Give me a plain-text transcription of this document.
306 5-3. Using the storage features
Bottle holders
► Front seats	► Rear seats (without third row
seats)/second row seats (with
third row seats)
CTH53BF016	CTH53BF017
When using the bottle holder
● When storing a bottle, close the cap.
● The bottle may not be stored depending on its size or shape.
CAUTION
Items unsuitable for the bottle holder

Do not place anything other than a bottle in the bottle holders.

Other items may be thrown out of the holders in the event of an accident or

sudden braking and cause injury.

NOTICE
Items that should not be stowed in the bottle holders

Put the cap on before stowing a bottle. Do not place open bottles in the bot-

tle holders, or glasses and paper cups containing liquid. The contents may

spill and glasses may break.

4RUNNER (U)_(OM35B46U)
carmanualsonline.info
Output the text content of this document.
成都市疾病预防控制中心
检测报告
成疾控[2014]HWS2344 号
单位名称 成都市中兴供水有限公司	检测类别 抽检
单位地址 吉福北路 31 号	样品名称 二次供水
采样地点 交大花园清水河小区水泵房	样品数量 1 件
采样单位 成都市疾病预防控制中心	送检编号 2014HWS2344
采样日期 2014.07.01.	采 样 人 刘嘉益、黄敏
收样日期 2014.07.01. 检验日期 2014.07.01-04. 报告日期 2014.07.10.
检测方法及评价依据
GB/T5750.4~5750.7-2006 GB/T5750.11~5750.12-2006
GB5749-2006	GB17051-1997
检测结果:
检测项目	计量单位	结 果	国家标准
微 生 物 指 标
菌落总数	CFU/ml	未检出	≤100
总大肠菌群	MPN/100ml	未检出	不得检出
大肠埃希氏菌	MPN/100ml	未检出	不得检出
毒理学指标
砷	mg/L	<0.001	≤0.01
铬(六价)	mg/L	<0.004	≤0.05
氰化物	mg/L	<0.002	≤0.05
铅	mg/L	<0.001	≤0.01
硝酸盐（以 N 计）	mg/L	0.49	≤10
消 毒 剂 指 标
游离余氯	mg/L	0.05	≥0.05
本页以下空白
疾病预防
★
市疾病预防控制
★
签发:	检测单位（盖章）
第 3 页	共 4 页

- _GOAL_:
Take every line from the data that contains the word "document".

- _EXERCISE SOLUTION_:
Give me a plain-text transcription of this document.
Output the text content of this document.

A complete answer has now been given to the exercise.